**Stored entries**

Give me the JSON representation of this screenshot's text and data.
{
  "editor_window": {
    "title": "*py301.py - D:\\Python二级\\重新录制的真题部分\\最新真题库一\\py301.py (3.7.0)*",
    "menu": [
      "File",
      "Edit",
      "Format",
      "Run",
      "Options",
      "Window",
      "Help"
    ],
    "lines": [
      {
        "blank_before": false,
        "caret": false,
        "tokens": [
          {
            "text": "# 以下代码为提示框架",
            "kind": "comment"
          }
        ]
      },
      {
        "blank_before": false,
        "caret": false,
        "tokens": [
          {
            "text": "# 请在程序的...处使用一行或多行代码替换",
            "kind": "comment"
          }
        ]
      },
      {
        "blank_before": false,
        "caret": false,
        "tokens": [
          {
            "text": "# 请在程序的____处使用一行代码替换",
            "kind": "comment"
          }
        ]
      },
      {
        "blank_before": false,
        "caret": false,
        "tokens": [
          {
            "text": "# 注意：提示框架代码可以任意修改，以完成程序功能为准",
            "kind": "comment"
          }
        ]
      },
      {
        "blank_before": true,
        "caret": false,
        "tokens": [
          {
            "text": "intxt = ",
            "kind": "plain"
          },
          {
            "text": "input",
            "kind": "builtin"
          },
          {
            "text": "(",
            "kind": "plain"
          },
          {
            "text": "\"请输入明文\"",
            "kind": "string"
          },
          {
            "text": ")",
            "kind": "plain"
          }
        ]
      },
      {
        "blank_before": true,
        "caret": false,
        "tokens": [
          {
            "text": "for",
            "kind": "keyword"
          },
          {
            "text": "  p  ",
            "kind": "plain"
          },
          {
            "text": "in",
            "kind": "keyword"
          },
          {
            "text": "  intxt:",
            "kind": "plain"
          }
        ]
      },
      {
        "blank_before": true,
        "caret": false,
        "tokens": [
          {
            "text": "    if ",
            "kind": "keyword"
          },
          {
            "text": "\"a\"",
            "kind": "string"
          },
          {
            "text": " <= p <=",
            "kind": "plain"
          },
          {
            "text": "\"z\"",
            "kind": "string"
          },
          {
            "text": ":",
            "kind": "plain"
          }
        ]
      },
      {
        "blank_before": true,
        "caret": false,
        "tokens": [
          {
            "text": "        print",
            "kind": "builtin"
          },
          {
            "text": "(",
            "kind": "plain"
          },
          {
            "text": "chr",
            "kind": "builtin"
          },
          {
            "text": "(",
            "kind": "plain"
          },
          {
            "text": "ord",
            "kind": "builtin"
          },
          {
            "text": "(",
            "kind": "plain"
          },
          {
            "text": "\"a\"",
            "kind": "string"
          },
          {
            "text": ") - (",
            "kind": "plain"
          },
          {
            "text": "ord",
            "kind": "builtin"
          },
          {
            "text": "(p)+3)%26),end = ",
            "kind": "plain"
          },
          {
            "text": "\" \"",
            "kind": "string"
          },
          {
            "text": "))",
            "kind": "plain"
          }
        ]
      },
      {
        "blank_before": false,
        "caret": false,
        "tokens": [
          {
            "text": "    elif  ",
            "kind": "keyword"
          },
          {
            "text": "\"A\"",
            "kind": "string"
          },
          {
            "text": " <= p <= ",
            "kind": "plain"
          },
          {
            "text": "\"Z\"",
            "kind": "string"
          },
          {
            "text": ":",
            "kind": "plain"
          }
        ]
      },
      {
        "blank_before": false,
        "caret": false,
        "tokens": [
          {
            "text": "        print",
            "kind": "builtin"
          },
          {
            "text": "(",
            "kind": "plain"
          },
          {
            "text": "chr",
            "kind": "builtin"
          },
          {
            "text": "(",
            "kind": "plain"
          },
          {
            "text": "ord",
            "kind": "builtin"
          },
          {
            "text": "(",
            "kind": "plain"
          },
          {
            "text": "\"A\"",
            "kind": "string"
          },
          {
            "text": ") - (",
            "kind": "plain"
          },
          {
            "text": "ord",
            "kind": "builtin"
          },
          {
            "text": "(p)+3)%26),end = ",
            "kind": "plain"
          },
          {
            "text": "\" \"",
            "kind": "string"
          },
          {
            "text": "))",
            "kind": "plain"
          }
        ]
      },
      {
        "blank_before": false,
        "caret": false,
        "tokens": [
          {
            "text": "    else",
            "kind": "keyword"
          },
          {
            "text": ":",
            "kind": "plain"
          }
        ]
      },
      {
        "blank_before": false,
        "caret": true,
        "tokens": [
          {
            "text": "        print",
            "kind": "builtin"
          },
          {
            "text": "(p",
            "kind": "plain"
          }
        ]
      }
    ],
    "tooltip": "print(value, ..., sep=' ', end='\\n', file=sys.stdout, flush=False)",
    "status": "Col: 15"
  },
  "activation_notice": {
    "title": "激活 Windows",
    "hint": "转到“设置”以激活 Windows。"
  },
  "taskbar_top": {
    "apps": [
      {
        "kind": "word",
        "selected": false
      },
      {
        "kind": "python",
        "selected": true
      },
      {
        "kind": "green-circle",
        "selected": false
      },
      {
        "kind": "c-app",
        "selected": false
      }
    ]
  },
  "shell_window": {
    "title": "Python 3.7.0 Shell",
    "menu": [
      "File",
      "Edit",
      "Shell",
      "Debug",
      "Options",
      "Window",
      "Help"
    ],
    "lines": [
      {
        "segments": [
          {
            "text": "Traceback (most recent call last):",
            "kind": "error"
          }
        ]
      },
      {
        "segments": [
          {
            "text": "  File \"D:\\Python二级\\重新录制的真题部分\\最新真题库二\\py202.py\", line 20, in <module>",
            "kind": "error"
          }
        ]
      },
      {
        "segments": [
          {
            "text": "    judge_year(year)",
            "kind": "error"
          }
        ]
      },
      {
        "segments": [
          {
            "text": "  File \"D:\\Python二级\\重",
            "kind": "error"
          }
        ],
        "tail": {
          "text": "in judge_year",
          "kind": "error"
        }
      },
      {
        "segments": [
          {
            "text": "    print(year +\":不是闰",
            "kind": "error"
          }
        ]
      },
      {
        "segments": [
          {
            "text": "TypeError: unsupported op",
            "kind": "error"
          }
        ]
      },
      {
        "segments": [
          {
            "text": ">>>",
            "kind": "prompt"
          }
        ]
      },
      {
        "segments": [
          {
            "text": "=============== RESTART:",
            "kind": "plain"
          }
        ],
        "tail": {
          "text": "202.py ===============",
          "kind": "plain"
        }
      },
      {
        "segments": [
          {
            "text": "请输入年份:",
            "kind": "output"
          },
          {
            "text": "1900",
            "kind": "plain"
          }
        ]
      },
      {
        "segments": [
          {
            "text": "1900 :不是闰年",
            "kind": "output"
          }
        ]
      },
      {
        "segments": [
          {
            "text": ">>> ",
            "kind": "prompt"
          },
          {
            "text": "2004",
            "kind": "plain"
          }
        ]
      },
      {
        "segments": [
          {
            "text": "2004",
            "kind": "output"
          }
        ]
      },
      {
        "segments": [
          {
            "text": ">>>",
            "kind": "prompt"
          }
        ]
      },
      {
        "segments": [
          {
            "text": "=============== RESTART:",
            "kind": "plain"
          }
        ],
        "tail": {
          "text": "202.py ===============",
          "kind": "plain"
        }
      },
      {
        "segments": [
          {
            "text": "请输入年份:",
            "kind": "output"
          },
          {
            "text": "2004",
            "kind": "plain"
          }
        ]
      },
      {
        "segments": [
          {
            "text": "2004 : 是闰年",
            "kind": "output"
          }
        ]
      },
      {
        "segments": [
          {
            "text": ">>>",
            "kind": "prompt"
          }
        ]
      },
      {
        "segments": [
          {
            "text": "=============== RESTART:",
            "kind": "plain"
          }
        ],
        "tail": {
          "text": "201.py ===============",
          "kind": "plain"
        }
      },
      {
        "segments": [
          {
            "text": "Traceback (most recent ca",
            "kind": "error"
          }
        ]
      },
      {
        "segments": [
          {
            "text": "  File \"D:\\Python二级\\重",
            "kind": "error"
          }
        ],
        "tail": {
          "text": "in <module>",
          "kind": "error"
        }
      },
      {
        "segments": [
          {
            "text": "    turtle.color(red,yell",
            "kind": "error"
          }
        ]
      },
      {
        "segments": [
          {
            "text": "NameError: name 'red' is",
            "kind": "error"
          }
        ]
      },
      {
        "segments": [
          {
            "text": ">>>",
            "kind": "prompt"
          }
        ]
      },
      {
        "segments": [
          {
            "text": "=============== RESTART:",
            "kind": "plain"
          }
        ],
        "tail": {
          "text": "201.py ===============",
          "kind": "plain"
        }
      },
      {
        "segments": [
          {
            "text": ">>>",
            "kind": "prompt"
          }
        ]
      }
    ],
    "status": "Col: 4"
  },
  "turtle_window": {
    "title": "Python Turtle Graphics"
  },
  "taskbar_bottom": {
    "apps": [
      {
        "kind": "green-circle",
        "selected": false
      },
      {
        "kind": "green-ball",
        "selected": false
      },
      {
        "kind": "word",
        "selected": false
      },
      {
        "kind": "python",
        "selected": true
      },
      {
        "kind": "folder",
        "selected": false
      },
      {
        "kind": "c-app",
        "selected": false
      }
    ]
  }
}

**EXERCISE DESCRIPTION**
Find the string "Traceback" in the entries above and return each line that holds it.

**RESPONSE TO THIS EXERCISE**
            "text": "Traceback (most recent call last):",
            "text": "Traceback (most recent ca",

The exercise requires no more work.